───── Passage provided ─────

This is a good point.
At the same time, I'd love to see refactoring done *after* entering
apache because that would allow the community to steer the project
before it's carved in stone (as it happened for xindice and it's now
much harder to refactor)
> * reviewing the archived commit messages, I wonder whether the proposed
> list of initial committers reflects reality, or that the list has been
> expanded so that we won't have the suspicion it is mainly one
> company/group working on the codebase (as is the case with
> xreporter.cocoondev.org right now).
Wow, that's very close to be insulting, Steven. Careful.
Anyway, I agree that the wyona community is not very diverse, yet, if
Wyona had a successful and diverse community, we wouldn't pass thru
incubation.
But I wouldn't say "expanded" since all the people listed *did* in fact,
work on the codebase and are interested in keep an eye on it (which is
as good as you can get these days), the incubation stage will decide
what happen.

─────

§ **To be done**:
1. Answer these questions from the passage:
(a) Which project is named as one that is now much harder to refactor?
(b) Whom does the writer tell to be careful?
(c) What does the writer say will decide what happens?
2. Write out the part of the passage between "Anyway, I agree" and "what happen.", inclusive.
The listing that comes next has no connection to the passage.

───── Data shown ─────

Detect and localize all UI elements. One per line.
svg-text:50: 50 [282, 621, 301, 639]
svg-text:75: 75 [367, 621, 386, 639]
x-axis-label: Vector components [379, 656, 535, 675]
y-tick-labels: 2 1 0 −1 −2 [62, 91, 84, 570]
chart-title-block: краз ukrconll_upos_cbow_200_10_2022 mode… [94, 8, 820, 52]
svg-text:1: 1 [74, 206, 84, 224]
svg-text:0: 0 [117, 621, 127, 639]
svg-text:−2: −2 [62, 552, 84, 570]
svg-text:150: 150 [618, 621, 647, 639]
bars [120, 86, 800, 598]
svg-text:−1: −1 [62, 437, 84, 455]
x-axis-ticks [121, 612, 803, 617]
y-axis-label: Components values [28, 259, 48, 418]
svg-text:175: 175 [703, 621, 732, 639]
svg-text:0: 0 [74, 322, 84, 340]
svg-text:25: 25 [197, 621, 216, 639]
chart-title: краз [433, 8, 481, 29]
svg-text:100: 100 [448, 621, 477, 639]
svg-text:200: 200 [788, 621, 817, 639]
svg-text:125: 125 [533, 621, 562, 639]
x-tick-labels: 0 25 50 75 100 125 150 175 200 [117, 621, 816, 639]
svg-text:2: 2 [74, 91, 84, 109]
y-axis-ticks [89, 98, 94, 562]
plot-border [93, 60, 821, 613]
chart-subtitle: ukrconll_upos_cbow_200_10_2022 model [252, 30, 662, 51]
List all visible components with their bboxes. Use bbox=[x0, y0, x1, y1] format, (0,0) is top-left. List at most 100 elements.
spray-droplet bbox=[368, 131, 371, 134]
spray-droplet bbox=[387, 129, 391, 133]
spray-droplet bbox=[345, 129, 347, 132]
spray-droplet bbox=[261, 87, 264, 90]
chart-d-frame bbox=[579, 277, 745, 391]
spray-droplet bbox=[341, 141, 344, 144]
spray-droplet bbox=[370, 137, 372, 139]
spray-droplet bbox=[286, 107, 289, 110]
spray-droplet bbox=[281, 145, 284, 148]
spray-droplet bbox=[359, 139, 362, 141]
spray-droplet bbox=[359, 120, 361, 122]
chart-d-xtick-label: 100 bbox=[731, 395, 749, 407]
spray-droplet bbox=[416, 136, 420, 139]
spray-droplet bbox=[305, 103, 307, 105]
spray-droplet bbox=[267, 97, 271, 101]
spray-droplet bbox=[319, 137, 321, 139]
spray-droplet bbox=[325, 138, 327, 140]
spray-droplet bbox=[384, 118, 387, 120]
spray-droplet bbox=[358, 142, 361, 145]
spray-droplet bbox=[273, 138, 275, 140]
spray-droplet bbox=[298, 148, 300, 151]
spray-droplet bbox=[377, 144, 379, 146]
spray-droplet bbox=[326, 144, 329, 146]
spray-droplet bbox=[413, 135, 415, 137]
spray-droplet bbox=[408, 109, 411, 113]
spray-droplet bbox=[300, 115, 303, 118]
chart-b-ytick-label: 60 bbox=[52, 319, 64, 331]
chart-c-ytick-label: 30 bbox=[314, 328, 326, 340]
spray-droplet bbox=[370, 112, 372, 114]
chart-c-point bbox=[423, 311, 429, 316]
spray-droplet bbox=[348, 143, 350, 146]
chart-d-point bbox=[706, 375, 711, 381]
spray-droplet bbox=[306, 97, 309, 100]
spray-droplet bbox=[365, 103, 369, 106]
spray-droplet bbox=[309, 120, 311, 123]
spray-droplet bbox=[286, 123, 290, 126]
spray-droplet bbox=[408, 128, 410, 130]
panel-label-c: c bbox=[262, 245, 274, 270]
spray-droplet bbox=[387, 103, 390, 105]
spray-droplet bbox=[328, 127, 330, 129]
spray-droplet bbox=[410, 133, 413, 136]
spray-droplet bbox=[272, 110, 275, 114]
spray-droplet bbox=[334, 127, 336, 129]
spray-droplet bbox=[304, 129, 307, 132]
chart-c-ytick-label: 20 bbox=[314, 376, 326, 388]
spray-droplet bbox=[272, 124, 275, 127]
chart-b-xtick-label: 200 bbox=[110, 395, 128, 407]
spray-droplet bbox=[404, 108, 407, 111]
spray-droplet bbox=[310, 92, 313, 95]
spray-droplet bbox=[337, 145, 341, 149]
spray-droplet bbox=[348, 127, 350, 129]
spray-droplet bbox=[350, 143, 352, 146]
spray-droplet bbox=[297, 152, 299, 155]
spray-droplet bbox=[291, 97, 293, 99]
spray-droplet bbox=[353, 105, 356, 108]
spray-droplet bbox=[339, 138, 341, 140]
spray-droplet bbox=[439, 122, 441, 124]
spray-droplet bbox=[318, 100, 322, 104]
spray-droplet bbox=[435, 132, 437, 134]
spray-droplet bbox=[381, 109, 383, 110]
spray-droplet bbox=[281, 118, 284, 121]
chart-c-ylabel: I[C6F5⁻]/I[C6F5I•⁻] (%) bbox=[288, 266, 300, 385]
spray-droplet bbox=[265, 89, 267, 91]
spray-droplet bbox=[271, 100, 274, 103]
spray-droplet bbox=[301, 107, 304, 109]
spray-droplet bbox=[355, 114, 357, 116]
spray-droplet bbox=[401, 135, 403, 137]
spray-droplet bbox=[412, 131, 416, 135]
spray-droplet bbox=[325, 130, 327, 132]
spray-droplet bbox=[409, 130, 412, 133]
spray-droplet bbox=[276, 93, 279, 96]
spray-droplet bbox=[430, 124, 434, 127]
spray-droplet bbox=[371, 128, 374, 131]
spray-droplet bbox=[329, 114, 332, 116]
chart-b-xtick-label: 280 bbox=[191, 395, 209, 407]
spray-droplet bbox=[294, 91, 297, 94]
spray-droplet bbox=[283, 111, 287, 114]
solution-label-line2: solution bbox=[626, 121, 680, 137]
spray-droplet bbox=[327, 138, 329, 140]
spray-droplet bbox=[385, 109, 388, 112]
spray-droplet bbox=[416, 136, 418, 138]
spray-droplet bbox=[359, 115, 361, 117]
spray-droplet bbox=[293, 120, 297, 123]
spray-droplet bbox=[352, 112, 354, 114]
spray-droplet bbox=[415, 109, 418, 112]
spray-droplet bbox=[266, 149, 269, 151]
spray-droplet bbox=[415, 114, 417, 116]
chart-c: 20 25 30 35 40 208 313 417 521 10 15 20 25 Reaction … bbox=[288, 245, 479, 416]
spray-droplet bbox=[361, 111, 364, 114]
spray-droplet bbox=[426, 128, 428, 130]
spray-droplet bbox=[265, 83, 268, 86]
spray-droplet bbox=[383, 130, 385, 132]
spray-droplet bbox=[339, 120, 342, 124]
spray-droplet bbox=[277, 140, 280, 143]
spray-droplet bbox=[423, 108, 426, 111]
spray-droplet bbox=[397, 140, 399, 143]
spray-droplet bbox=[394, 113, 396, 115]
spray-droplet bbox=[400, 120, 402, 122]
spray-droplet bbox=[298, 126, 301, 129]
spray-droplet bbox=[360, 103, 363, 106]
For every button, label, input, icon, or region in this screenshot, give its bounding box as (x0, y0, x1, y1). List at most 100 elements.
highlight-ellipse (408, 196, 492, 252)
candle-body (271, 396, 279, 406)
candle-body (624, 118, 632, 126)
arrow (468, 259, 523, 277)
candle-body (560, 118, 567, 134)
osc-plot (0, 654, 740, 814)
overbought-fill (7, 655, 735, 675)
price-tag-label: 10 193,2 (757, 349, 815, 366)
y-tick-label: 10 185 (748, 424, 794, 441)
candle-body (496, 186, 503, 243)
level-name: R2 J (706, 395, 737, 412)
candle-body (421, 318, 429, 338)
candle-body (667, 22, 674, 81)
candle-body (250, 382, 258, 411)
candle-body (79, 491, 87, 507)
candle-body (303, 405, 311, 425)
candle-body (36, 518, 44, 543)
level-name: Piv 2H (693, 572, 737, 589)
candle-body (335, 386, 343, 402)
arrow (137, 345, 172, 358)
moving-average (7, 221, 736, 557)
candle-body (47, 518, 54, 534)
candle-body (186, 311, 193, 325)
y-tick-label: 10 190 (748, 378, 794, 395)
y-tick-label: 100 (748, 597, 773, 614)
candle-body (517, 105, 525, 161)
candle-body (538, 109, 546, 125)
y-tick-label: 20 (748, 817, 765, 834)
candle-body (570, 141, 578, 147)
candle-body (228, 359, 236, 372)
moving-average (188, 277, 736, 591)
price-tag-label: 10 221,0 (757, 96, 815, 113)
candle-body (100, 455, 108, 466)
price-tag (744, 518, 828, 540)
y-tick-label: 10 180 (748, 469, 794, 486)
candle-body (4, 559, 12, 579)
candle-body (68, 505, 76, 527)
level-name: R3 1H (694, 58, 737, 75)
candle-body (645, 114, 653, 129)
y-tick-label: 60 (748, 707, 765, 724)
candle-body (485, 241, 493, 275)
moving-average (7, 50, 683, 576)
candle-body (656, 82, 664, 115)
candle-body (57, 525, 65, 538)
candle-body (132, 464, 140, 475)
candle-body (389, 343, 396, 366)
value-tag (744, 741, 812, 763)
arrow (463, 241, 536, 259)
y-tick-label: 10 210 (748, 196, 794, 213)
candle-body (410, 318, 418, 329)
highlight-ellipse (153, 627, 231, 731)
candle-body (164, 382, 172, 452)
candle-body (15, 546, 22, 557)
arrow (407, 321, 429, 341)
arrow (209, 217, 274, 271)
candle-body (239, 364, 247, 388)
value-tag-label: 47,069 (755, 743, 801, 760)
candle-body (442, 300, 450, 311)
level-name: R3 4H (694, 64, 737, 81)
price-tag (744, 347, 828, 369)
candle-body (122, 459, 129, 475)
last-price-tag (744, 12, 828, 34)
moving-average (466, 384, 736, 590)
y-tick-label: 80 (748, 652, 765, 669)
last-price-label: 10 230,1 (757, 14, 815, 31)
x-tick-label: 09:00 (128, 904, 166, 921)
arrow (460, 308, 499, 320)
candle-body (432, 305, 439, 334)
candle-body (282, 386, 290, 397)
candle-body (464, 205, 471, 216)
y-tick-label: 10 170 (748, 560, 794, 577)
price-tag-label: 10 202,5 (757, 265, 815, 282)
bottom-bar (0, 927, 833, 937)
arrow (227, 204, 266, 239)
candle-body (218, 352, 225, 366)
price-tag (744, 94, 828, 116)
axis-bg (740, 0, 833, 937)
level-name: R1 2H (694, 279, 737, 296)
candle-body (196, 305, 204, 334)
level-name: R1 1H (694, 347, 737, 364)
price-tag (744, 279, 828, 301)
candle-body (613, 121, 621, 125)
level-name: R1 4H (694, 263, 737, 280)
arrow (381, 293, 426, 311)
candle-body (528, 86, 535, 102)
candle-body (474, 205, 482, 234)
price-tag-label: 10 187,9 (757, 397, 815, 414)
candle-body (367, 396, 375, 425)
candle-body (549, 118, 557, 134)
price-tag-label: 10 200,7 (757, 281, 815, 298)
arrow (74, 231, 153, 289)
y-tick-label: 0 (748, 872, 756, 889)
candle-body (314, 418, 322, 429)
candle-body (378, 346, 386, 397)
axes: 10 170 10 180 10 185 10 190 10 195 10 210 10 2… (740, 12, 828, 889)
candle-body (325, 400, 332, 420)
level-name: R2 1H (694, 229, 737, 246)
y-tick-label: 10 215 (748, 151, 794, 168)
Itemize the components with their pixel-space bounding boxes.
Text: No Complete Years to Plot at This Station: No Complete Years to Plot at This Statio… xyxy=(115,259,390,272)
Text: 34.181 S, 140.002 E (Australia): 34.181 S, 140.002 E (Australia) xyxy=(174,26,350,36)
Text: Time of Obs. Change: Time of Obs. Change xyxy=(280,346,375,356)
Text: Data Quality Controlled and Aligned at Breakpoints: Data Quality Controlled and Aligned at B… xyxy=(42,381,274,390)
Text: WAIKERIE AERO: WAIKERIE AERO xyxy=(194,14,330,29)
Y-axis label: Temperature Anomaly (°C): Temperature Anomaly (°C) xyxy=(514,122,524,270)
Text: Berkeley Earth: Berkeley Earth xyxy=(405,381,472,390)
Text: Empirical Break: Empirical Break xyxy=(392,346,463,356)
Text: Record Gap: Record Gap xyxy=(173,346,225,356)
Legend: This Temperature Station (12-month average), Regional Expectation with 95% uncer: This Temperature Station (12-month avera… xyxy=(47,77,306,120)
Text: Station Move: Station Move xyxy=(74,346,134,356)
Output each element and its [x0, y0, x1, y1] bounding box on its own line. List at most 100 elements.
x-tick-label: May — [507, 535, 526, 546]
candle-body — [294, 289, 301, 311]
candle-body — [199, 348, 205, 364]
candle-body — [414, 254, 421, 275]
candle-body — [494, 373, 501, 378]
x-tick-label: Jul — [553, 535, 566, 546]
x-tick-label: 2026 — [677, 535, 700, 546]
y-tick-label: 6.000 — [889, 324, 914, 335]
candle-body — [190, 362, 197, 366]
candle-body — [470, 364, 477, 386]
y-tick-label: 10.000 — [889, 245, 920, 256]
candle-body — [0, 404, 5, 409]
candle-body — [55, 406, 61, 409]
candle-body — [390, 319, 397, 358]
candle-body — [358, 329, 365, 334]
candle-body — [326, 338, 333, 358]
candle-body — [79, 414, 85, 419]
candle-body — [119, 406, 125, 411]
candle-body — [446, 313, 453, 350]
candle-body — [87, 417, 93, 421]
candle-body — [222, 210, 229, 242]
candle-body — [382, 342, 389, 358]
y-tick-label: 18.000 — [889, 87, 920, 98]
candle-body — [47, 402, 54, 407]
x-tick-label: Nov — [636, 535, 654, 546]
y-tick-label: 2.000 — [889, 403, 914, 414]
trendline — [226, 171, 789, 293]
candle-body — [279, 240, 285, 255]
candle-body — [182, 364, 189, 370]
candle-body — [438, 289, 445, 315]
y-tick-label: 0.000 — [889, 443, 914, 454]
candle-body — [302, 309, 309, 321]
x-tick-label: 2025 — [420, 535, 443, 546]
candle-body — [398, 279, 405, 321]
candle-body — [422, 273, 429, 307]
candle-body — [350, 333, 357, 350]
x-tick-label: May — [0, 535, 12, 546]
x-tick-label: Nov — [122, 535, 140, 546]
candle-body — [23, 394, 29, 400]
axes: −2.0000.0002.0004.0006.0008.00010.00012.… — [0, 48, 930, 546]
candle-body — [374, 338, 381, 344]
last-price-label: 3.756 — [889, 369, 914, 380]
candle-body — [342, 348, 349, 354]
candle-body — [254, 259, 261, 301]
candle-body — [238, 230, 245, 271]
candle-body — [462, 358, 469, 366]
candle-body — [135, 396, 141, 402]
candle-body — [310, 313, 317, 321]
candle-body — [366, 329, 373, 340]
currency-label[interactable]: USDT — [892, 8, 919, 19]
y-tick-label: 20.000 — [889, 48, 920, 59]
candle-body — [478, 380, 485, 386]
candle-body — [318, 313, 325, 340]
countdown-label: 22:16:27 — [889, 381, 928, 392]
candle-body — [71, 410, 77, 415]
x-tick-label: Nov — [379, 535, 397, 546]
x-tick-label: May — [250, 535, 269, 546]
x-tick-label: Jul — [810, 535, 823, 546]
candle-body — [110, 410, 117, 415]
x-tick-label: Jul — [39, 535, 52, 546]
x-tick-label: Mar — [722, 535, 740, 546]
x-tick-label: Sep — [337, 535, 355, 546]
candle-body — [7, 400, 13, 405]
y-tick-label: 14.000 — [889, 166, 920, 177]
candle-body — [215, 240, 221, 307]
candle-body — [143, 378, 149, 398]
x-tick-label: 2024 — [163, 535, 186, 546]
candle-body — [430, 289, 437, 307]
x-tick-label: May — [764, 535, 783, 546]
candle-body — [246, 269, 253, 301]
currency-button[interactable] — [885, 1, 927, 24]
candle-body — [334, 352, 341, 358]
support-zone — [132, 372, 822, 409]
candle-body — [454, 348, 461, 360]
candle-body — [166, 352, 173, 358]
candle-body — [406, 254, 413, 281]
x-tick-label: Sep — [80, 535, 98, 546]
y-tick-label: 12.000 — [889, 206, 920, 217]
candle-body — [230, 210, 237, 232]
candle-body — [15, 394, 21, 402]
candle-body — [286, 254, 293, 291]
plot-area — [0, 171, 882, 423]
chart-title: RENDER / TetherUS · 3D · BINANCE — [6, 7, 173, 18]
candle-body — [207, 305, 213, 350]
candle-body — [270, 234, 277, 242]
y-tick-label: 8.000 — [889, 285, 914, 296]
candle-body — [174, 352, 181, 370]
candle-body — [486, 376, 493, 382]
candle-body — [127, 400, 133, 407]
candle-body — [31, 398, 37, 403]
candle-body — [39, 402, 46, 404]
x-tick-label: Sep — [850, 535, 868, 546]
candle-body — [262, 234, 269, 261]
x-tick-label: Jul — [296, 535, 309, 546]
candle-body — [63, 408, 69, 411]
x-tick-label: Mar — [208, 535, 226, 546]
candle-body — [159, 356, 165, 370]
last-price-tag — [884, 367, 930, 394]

─────

§ **Task-by-task results**:
1.
(a) Xindice.
(b) Steven.
(c) The incubation stage.

2.
Anyway, I agree that the wyona community is not very diverse, yet, if
Wyona had a successful and diverse community, we wouldn't pass thru
incubation.
But I wouldn't say "expanded" since all the people listed *did* in fact,
work on the codebase and are interested in keep an eye on it (which is
as good as you can get these days), the incubation stage will decide
what happen.